◆ Data to use ◆
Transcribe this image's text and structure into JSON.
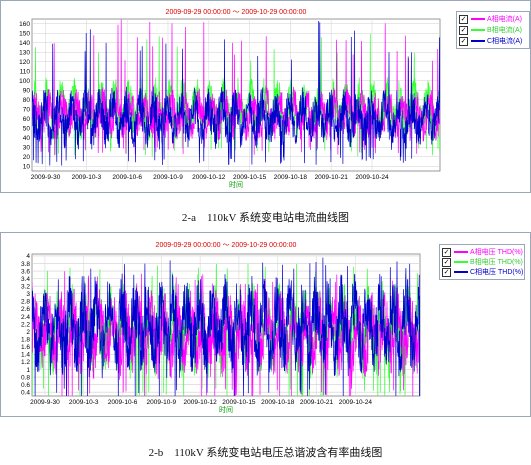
{
  "charts": [
    {
      "chart_data": {
        "type": "line",
        "title": "2009-09-29 00:00:00 ～ 2009-10-29 00:00:00",
        "xlabel": "时间",
        "ylabel": "",
        "x_ticks": [
          "2009-9-30",
          "2009-10-3",
          "2009-10-6",
          "2009-10-9",
          "2009-10-12",
          "2009-10-15",
          "2009-10-18",
          "2009-10-21",
          "2009-10-24"
        ],
        "y_ticks": [
          10,
          20,
          30,
          40,
          50,
          60,
          70,
          80,
          90,
          100,
          110,
          120,
          130,
          140,
          150,
          160
        ],
        "ylim": [
          5,
          165
        ],
        "x_range_days": [
          0,
          30
        ],
        "grid": true,
        "legend_position": "top-right",
        "series": [
          {
            "name": "A相电流(A)",
            "color": "#ff00ff",
            "typical_range": [
              30,
              90
            ],
            "peak_max": 165
          },
          {
            "name": "B相电流(A)",
            "color": "#33ff33",
            "typical_range": [
              30,
              100
            ],
            "peak_max": 150
          },
          {
            "name": "C相电流(A)",
            "color": "#0000cc",
            "typical_range": [
              20,
              90
            ],
            "peak_max": 163
          }
        ]
      },
      "caption": "2-a　110kV 系统变电站电流曲线图"
    },
    {
      "chart_data": {
        "type": "line",
        "title": "2009-09-29 00:00:00 ～ 2009-10-29 00:00:00",
        "xlabel": "时间",
        "ylabel": "",
        "x_ticks": [
          "2009-9-30",
          "2009-10-3",
          "2009-10-6",
          "2009-10-9",
          "2009-10-12",
          "2009-10-15",
          "2009-10-18",
          "2009-10-21",
          "2009-10-24"
        ],
        "y_ticks": [
          "0.4",
          "0.6",
          "0.8",
          "1",
          "1.2",
          "1.4",
          "1.6",
          "1.8",
          "2",
          "2.2",
          "2.4",
          "2.6",
          "2.8",
          "3",
          "3.2",
          "3.4",
          "3.6",
          "3.8",
          "4"
        ],
        "ylim": [
          0.3,
          4.05
        ],
        "x_range_days": [
          0,
          30
        ],
        "grid": true,
        "legend_position": "top-right",
        "series": [
          {
            "name": "A相电压 THD(%)",
            "color": "#ff00ff",
            "typical_range": [
              0.5,
              3.0
            ],
            "peak_max": 3.6
          },
          {
            "name": "B相电压 THD(%)",
            "color": "#33ff33",
            "typical_range": [
              0.5,
              3.2
            ],
            "peak_max": 3.8
          },
          {
            "name": "C相电压 THD(%)",
            "color": "#0000cc",
            "typical_range": [
              0.5,
              3.4
            ],
            "peak_max": 4.0
          }
        ]
      },
      "caption": "2-b　110kV 系统变电站电压总谐波含有率曲线图"
    }
  ],
  "legend_check": "✓"
}
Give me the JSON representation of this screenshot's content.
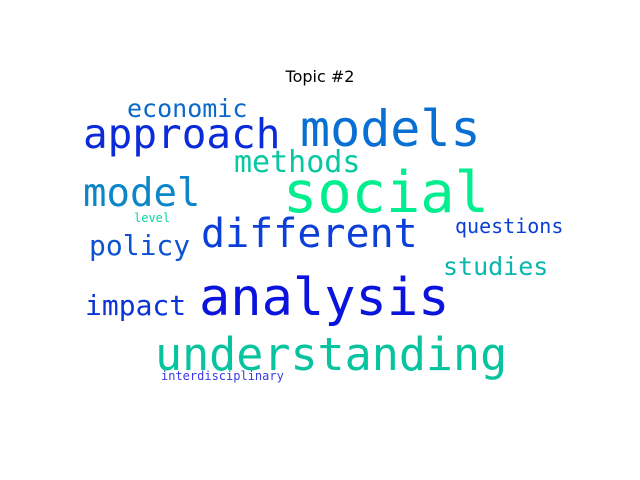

◆ Given task ◆
Every record is to be reproduced exactly, with no pictures included.

◆ Written response ◆
Transcribe this image's text and structure into JSON.
{
  "charts": [
    {
      "chart_data": {
        "type": "line",
        "title": "2009-09-29 00:00:00 ～ 2009-10-29 00:00:00",
        "xlabel": "时间",
        "ylabel": "",
        "x_ticks": [
          "2009-9-30",
          "2009-10-3",
          "2009-10-6",
          "2009-10-9",
          "2009-10-12",
          "2009-10-15",
          "2009-10-18",
          "2009-10-21",
          "2009-10-24"
        ],
        "y_ticks": [
          10,
          20,
          30,
          40,
          50,
          60,
          70,
          80,
          90,
          100,
          110,
          120,
          130,
          140,
          150,
          160
        ],
        "ylim": [
          5,
          165
        ],
        "x_range_days": [
          0,
          30
        ],
        "grid": true,
        "legend_position": "top-right",
        "series": [
          {
            "name": "A相电流(A)",
            "color": "#ff00ff",
            "typical_range": [
              30,
              90
            ],
            "peak_max": 165
          },
          {
            "name": "B相电流(A)",
            "color": "#33ff33",
            "typical_range": [
              30,
              100
            ],
            "peak_max": 150
          },
          {
            "name": "C相电流(A)",
            "color": "#0000cc",
            "typical_range": [
              20,
              90
            ],
            "peak_max": 163
          }
        ]
      },
      "caption": "2-a　110kV 系统变电站电流曲线图"
    },
    {
      "chart_data": {
        "type": "line",
        "title": "2009-09-29 00:00:00 ～ 2009-10-29 00:00:00",
        "xlabel": "时间",
        "ylabel": "",
        "x_ticks": [
          "2009-9-30",
          "2009-10-3",
          "2009-10-6",
          "2009-10-9",
          "2009-10-12",
          "2009-10-15",
          "2009-10-18",
          "2009-10-21",
          "2009-10-24"
        ],
        "y_ticks": [
          "0.4",
          "0.6",
          "0.8",
          "1",
          "1.2",
          "1.4",
          "1.6",
          "1.8",
          "2",
          "2.2",
          "2.4",
          "2.6",
          "2.8",
          "3",
          "3.2",
          "3.4",
          "3.6",
          "3.8",
          "4"
        ],
        "ylim": [
          0.3,
          4.05
        ],
        "x_range_days": [
          0,
          30
        ],
        "grid": true,
        "legend_position": "top-right",
        "series": [
          {
            "name": "A相电压 THD(%)",
            "color": "#ff00ff",
            "typical_range": [
              0.5,
              3.0
            ],
            "peak_max": 3.6
          },
          {
            "name": "B相电压 THD(%)",
            "color": "#33ff33",
            "typical_range": [
              0.5,
              3.2
            ],
            "peak_max": 3.8
          },
          {
            "name": "C相电压 THD(%)",
            "color": "#0000cc",
            "typical_range": [
              0.5,
              3.4
            ],
            "peak_max": 4.0
          }
        ]
      },
      "caption": "2-b　110kV 系统变电站电压总谐波含有率曲线图"
    }
  ],
  "legend_check": "✓"
}
Give me the JSON representation of this screenshot's content.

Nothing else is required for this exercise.